[Extracted records]

------------------------------

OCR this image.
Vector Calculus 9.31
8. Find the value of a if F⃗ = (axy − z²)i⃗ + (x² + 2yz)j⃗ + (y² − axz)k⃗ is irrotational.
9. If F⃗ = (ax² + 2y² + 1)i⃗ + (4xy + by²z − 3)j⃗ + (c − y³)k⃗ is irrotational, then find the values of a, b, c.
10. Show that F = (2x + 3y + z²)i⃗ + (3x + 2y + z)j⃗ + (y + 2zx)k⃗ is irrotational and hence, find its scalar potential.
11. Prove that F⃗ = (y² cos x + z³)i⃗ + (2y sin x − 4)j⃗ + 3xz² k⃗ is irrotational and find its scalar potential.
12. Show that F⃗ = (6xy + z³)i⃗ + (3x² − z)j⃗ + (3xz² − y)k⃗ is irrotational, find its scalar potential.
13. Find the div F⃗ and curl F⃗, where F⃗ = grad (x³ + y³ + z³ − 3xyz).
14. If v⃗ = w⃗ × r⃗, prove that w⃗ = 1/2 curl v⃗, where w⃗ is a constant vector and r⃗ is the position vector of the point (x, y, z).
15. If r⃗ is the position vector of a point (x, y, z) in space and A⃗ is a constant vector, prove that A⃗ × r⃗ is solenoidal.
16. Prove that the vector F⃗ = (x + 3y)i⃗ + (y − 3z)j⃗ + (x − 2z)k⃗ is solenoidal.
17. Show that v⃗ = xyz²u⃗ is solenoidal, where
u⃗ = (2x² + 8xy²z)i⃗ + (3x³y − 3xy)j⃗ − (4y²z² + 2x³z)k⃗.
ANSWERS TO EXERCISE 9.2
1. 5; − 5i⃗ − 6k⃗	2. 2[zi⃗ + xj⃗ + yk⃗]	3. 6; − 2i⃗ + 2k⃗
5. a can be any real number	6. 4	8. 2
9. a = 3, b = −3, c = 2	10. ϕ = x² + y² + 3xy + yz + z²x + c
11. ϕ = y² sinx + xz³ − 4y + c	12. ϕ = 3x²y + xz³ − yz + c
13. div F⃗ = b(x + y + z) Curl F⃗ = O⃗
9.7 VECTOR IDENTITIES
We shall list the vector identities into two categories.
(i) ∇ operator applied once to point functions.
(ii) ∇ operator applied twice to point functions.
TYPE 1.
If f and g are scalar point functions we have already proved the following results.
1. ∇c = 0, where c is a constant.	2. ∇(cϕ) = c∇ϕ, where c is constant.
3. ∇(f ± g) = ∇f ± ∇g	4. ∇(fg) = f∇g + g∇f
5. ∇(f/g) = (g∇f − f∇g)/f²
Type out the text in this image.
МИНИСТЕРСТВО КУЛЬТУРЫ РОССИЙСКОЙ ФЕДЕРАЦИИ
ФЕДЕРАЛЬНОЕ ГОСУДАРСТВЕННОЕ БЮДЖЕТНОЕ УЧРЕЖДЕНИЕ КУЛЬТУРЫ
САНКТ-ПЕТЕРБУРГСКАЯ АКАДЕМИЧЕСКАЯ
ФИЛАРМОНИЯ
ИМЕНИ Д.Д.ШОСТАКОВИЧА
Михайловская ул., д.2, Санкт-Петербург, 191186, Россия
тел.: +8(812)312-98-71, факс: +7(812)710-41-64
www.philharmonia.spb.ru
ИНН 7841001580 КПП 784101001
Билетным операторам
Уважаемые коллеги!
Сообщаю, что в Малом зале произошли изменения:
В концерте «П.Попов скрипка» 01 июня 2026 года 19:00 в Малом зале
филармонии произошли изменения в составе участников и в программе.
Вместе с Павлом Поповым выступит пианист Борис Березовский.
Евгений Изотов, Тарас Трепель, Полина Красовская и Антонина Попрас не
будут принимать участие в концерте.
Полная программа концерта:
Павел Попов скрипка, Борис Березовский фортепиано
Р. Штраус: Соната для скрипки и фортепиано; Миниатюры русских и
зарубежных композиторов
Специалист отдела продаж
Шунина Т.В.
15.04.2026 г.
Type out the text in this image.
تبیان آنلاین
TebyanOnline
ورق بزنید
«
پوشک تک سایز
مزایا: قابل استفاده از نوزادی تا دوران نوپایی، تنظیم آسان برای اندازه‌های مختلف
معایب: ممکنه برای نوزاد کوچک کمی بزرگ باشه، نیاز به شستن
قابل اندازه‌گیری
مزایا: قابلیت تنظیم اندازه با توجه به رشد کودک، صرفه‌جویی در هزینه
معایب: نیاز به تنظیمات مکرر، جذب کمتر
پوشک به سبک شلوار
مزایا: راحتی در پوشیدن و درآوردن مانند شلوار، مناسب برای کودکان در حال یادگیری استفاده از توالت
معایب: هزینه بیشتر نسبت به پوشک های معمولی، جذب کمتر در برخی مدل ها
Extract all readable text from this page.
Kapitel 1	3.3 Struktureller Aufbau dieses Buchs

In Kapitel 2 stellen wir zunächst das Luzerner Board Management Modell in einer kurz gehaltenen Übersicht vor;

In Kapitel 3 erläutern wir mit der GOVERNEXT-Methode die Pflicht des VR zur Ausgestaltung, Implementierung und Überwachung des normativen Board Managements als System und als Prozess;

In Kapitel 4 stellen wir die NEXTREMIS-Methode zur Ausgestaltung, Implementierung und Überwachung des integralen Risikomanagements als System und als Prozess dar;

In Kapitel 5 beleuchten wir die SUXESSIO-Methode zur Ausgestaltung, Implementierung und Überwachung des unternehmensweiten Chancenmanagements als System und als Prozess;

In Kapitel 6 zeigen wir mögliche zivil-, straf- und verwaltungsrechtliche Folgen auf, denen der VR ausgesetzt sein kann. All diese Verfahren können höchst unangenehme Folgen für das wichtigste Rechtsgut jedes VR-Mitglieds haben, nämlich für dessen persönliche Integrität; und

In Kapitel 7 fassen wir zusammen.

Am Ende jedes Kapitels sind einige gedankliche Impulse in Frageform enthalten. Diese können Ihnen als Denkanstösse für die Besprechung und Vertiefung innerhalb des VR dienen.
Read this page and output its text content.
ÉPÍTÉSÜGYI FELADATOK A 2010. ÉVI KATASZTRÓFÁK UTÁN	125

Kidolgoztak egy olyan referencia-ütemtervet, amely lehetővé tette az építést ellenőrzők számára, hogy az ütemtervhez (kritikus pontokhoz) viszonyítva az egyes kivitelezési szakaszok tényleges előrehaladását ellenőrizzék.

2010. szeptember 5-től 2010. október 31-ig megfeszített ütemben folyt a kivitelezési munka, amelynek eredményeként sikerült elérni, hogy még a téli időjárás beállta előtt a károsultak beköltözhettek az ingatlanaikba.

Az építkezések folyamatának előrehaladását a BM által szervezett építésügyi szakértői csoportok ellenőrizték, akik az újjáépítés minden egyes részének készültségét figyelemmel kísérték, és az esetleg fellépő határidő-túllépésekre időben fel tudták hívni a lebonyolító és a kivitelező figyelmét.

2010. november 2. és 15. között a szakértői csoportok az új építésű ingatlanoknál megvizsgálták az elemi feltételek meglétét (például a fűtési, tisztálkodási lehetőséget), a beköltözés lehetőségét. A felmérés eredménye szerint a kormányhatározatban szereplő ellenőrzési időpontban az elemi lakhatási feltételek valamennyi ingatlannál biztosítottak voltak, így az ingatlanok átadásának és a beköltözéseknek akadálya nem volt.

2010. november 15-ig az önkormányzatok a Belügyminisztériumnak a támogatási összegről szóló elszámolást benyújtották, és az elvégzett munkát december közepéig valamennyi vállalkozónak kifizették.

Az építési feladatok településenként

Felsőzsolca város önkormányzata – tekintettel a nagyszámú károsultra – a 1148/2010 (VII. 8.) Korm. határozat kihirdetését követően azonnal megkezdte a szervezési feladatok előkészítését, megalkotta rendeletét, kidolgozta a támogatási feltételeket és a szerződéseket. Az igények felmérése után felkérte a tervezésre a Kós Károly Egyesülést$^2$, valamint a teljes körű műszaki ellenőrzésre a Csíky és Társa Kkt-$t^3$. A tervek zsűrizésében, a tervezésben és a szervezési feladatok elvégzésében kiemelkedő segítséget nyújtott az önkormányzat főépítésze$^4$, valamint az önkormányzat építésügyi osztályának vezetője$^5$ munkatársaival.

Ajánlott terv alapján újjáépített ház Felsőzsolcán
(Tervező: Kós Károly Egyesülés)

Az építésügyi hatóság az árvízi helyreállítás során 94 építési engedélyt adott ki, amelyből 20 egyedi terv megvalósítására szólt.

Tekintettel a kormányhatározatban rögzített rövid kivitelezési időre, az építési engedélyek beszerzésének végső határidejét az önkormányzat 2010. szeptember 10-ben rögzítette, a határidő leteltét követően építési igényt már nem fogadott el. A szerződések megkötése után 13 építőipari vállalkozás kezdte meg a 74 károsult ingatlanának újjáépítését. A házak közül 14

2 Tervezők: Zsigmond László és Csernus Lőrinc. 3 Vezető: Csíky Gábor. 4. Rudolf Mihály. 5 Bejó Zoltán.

------------------------------

Tally the lines above containing "Csíky". Answer with the count only.

2